▸ RECORDS FOR THIS TASK:
◇ ◇ ◇ ◇ ◇

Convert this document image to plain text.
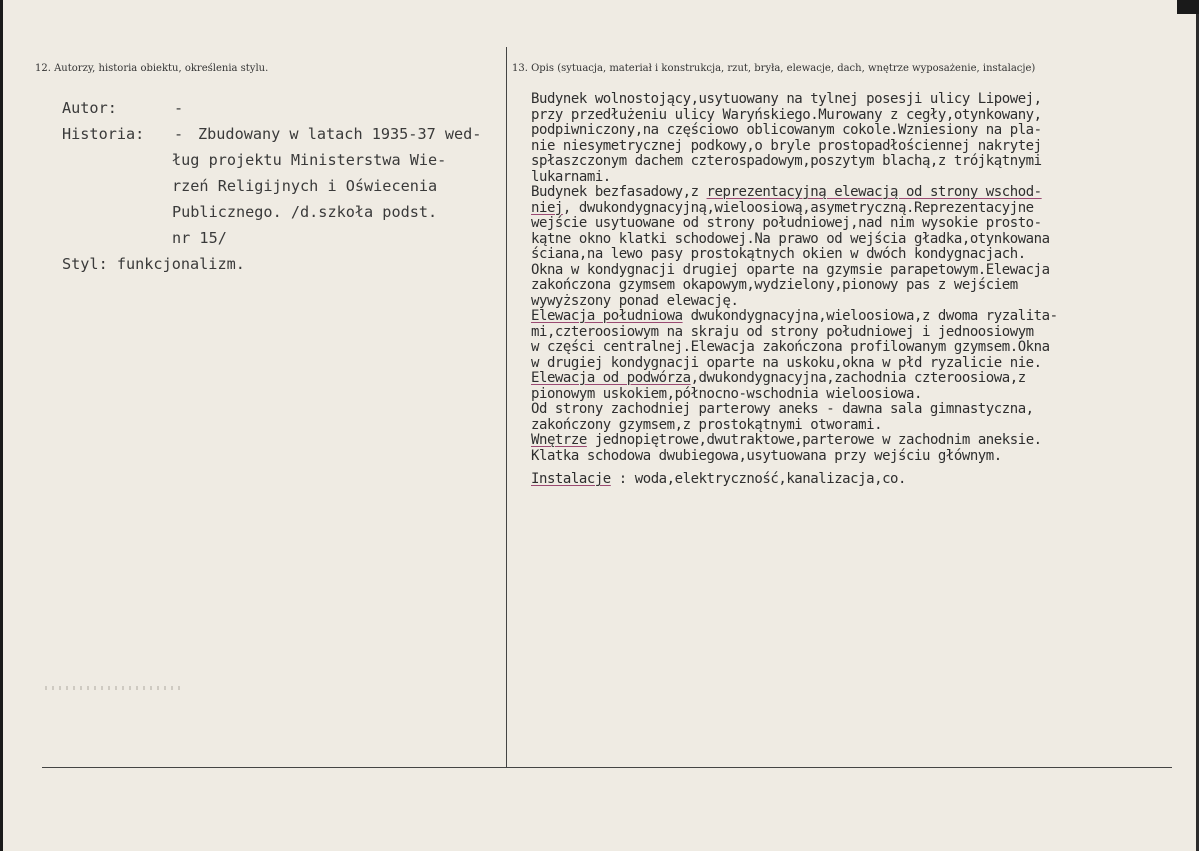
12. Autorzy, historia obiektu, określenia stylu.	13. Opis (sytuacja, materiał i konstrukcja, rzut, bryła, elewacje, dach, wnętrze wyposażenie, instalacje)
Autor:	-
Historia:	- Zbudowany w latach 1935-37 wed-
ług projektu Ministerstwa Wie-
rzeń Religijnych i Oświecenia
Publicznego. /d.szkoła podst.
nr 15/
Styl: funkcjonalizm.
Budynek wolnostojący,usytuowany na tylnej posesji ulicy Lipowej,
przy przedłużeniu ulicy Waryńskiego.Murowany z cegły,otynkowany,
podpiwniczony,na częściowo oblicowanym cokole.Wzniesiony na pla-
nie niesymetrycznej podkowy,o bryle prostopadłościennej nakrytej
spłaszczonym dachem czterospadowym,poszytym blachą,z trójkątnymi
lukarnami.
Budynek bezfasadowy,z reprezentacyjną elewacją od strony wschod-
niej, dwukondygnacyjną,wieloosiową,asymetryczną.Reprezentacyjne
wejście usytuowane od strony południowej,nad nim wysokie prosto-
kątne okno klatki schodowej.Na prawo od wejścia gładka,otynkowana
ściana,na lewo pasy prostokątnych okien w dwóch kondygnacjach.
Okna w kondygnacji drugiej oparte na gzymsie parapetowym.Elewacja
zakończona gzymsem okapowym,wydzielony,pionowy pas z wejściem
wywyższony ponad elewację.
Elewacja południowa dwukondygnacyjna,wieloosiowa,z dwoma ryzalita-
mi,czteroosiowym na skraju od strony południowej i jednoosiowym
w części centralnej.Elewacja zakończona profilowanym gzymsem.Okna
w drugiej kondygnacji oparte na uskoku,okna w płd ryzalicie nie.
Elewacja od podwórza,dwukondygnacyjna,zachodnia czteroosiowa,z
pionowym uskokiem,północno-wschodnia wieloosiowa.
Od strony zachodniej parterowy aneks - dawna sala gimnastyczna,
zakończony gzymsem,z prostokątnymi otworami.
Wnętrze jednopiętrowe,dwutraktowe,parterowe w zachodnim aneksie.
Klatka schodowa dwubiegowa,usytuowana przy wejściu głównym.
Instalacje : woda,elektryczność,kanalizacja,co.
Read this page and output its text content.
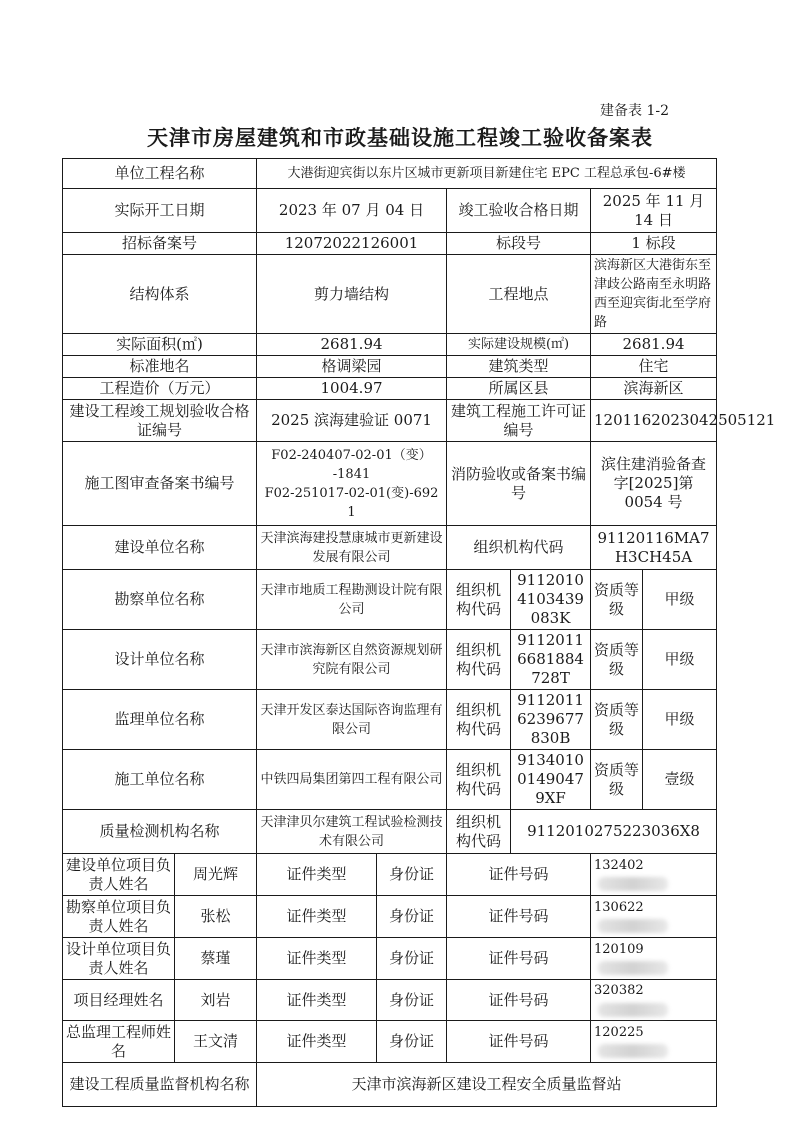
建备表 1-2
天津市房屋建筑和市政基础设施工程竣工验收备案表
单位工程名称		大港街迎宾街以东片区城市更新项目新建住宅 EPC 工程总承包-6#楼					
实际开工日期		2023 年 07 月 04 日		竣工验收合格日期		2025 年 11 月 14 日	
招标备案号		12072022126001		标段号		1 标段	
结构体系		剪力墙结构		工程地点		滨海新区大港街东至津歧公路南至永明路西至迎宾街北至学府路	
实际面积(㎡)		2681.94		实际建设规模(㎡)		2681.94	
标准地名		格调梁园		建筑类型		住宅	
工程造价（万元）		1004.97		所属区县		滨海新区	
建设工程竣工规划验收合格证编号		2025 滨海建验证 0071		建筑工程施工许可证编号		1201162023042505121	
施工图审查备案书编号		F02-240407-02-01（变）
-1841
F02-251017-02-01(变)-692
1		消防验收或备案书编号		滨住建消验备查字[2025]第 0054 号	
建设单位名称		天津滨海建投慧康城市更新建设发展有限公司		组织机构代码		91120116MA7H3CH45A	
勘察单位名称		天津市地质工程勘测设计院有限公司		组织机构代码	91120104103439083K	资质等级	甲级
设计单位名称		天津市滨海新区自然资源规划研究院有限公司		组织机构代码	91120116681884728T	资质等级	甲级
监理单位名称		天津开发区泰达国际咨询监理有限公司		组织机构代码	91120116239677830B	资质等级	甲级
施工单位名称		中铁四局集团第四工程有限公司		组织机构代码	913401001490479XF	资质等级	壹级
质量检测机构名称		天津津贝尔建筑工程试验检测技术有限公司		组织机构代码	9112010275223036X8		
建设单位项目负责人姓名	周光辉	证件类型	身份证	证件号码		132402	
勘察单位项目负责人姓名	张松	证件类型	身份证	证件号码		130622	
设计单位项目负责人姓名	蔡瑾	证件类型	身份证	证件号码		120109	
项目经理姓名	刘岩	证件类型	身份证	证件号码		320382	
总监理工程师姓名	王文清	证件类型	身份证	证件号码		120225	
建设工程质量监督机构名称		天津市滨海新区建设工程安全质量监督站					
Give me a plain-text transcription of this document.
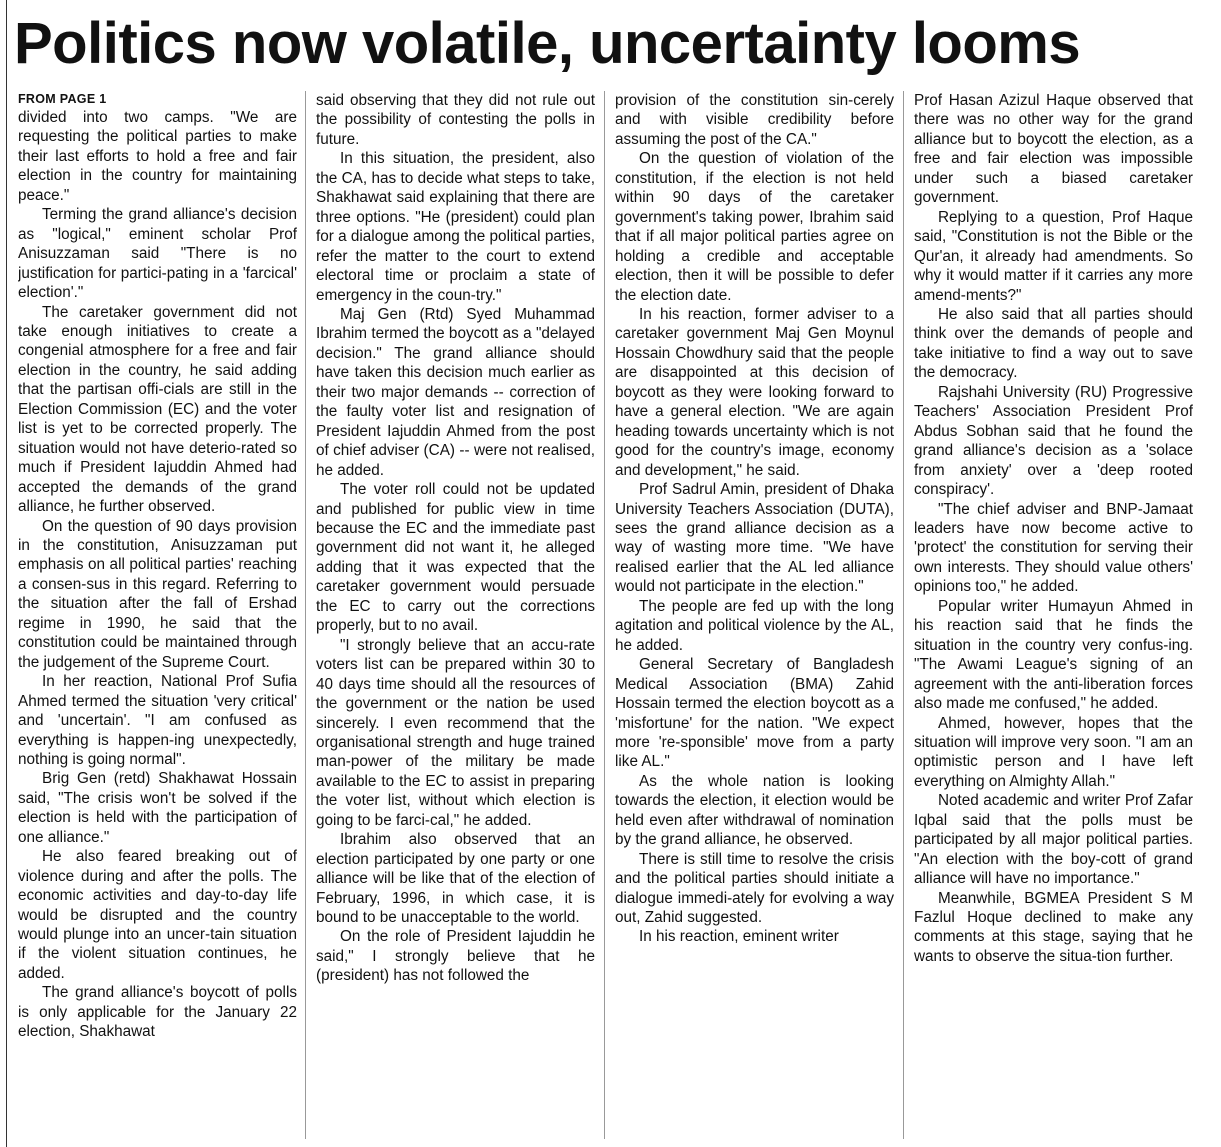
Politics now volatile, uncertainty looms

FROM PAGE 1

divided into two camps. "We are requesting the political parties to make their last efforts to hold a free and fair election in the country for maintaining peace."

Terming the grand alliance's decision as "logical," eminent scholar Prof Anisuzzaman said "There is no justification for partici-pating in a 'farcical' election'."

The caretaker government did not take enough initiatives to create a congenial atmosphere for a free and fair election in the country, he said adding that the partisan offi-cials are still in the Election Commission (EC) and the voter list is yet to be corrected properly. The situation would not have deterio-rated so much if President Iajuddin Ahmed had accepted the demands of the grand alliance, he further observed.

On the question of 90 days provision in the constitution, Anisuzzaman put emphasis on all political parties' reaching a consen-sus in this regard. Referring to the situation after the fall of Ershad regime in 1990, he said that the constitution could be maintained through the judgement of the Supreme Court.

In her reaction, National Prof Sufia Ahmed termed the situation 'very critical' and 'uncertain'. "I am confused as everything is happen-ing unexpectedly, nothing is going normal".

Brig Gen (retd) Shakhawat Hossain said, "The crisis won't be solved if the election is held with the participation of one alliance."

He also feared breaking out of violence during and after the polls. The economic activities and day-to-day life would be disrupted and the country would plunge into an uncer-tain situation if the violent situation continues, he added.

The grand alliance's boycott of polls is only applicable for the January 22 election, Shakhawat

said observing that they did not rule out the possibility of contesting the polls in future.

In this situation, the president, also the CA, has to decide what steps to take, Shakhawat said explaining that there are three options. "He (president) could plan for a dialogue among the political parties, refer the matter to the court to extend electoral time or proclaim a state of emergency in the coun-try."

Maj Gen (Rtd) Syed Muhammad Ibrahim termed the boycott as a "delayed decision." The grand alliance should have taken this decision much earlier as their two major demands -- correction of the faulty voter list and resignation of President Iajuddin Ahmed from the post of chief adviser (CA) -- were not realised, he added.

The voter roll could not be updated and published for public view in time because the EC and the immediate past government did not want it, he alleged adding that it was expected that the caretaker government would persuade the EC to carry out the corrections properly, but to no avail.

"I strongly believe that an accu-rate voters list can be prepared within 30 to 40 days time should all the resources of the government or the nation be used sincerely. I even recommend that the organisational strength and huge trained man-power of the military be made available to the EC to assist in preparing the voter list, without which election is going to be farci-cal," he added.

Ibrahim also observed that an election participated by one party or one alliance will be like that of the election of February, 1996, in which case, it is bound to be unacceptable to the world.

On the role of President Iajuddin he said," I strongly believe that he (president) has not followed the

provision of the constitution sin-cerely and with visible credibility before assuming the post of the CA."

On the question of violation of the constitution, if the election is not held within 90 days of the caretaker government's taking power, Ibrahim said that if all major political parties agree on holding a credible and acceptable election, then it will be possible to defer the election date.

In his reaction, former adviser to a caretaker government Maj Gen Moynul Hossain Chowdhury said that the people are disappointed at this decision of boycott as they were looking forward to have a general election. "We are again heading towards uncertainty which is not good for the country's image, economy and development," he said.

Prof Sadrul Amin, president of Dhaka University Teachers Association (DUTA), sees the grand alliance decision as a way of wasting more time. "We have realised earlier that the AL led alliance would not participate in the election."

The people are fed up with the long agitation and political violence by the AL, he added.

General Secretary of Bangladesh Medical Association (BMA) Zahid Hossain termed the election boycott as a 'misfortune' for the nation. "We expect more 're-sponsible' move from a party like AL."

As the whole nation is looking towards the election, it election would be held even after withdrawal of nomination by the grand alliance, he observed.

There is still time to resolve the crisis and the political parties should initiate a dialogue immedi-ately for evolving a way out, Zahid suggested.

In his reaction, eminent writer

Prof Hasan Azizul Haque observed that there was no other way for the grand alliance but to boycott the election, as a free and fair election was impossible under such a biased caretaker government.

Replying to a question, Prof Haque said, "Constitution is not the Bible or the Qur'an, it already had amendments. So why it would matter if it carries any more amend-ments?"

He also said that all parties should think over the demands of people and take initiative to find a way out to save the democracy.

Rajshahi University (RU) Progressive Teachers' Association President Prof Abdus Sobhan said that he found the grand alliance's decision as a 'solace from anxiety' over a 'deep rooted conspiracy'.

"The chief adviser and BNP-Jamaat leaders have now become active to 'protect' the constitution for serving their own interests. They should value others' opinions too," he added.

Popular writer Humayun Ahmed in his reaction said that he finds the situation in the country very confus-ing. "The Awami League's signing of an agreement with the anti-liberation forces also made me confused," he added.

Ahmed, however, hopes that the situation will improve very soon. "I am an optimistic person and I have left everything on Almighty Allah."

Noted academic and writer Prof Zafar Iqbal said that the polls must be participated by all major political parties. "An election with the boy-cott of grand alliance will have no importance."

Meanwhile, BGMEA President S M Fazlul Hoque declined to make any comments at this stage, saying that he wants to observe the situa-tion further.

◇ ◇ ◇ ◇ ◇

▸ WHAT TO DO:
Which lines hold the word "confused"? Show each one.

▸ ANSWER TO THIS PROBLEM:
In her reaction, National Prof Sufia Ahmed termed the situation 'very critical' and 'uncertain'. "I am confused as everything is happen-ing unexpectedly, nothing is going normal".
Popular writer Humayun Ahmed in his reaction said that he finds the situation in the country very confus-ing. "The Awami League's signing of an agreement with the anti-liberation forces also made me confused," he added.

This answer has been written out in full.